(Stored data)
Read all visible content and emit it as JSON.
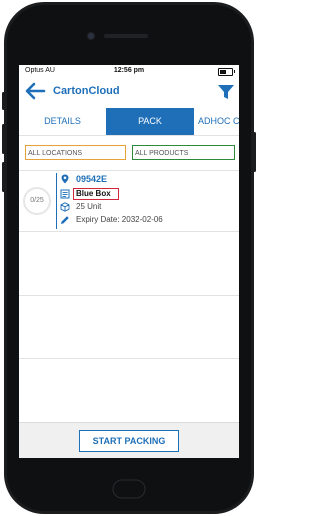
{
  "status_bar": {
    "carrier": "Optus AU",
    "time": "12:56 pm"
  },
  "app_bar": {
    "title": "CartonCloud"
  },
  "tabs": [
    {
      "label": "DETAILS",
      "active": false
    },
    {
      "label": "PACK",
      "active": true
    },
    {
      "label": "ADHOC C",
      "active": false
    }
  ],
  "filters": {
    "locations": "ALL LOCATIONS",
    "products": "ALL PRODUCTS"
  },
  "items": [
    {
      "progress": "0/25",
      "location": "09542E",
      "product": "Blue Box",
      "quantity": "25 Unit",
      "expiry": "Expiry Date: 2032-02-06"
    }
  ],
  "footer": {
    "start_label": "START PACKING"
  },
  "colors": {
    "primary": "#1e6fb8",
    "locations_border": "#e8a23a",
    "products_border": "#2e8b3e",
    "highlight": "#d0253a"
  }
}
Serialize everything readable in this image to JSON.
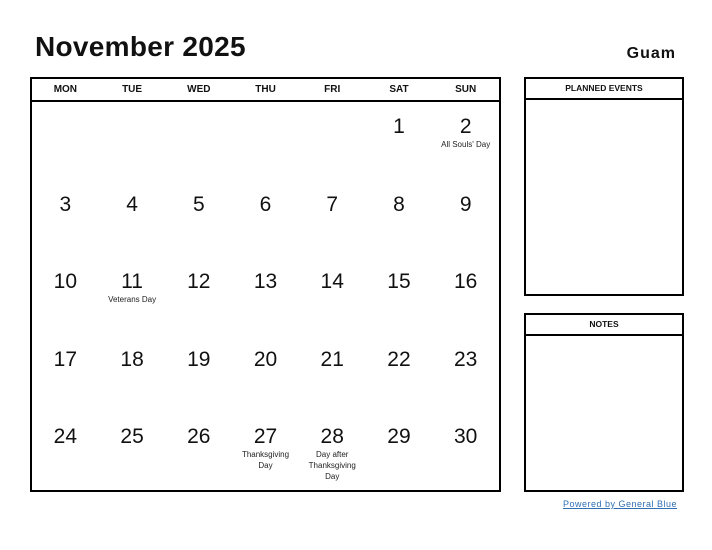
{
  "header": {
    "title": "November 2025",
    "region": "Guam"
  },
  "calendar": {
    "weekdays": [
      "MON",
      "TUE",
      "WED",
      "THU",
      "FRI",
      "SAT",
      "SUN"
    ],
    "weeks": [
      [
        {
          "day": ""
        },
        {
          "day": ""
        },
        {
          "day": ""
        },
        {
          "day": ""
        },
        {
          "day": ""
        },
        {
          "day": "1"
        },
        {
          "day": "2",
          "event": "All Souls' Day"
        }
      ],
      [
        {
          "day": "3"
        },
        {
          "day": "4"
        },
        {
          "day": "5"
        },
        {
          "day": "6"
        },
        {
          "day": "7"
        },
        {
          "day": "8"
        },
        {
          "day": "9"
        }
      ],
      [
        {
          "day": "10"
        },
        {
          "day": "11",
          "event": "Veterans Day"
        },
        {
          "day": "12"
        },
        {
          "day": "13"
        },
        {
          "day": "14"
        },
        {
          "day": "15"
        },
        {
          "day": "16"
        }
      ],
      [
        {
          "day": "17"
        },
        {
          "day": "18"
        },
        {
          "day": "19"
        },
        {
          "day": "20"
        },
        {
          "day": "21"
        },
        {
          "day": "22"
        },
        {
          "day": "23"
        }
      ],
      [
        {
          "day": "24"
        },
        {
          "day": "25"
        },
        {
          "day": "26"
        },
        {
          "day": "27",
          "event": "Thanksgiving Day"
        },
        {
          "day": "28",
          "event": "Day after Thanksgiving Day"
        },
        {
          "day": "29"
        },
        {
          "day": "30"
        }
      ]
    ]
  },
  "sidebar": {
    "planned_events_label": "PLANNED EVENTS",
    "notes_label": "NOTES"
  },
  "footer": {
    "powered_by": "Powered by General Blue"
  },
  "colors": {
    "link": "#2f6fb5",
    "border": "#000000"
  }
}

Objective >>
Set the entries down again exactly. Do not include the images.

Response to the task >>
Read all visible content and emit it as JSON.
{
  "status_bar": {
    "carrier": "Optus AU",
    "time": "12:56 pm"
  },
  "app_bar": {
    "title": "CartonCloud"
  },
  "tabs": [
    {
      "label": "DETAILS",
      "active": false
    },
    {
      "label": "PACK",
      "active": true
    },
    {
      "label": "ADHOC C",
      "active": false
    }
  ],
  "filters": {
    "locations": "ALL LOCATIONS",
    "products": "ALL PRODUCTS"
  },
  "items": [
    {
      "progress": "0/25",
      "location": "09542E",
      "product": "Blue Box",
      "quantity": "25 Unit",
      "expiry": "Expiry Date: 2032-02-06"
    }
  ],
  "footer": {
    "start_label": "START PACKING"
  },
  "colors": {
    "primary": "#1e6fb8",
    "locations_border": "#e8a23a",
    "products_border": "#2e8b3e",
    "highlight": "#d0253a"
  }
}
Serialize everything readable in this image to JSON.
{
  "header": {
    "title": "November 2025",
    "region": "Guam"
  },
  "calendar": {
    "weekdays": [
      "MON",
      "TUE",
      "WED",
      "THU",
      "FRI",
      "SAT",
      "SUN"
    ],
    "weeks": [
      [
        {
          "day": ""
        },
        {
          "day": ""
        },
        {
          "day": ""
        },
        {
          "day": ""
        },
        {
          "day": ""
        },
        {
          "day": "1"
        },
        {
          "day": "2",
          "event": "All Souls' Day"
        }
      ],
      [
        {
          "day": "3"
        },
        {
          "day": "4"
        },
        {
          "day": "5"
        },
        {
          "day": "6"
        },
        {
          "day": "7"
        },
        {
          "day": "8"
        },
        {
          "day": "9"
        }
      ],
      [
        {
          "day": "10"
        },
        {
          "day": "11",
          "event": "Veterans Day"
        },
        {
          "day": "12"
        },
        {
          "day": "13"
        },
        {
          "day": "14"
        },
        {
          "day": "15"
        },
        {
          "day": "16"
        }
      ],
      [
        {
          "day": "17"
        },
        {
          "day": "18"
        },
        {
          "day": "19"
        },
        {
          "day": "20"
        },
        {
          "day": "21"
        },
        {
          "day": "22"
        },
        {
          "day": "23"
        }
      ],
      [
        {
          "day": "24"
        },
        {
          "day": "25"
        },
        {
          "day": "26"
        },
        {
          "day": "27",
          "event": "Thanksgiving Day"
        },
        {
          "day": "28",
          "event": "Day after Thanksgiving Day"
        },
        {
          "day": "29"
        },
        {
          "day": "30"
        }
      ]
    ]
  },
  "sidebar": {
    "planned_events_label": "PLANNED EVENTS",
    "notes_label": "NOTES"
  },
  "footer": {
    "powered_by": "Powered by General Blue"
  },
  "colors": {
    "link": "#2f6fb5",
    "border": "#000000"
  }
}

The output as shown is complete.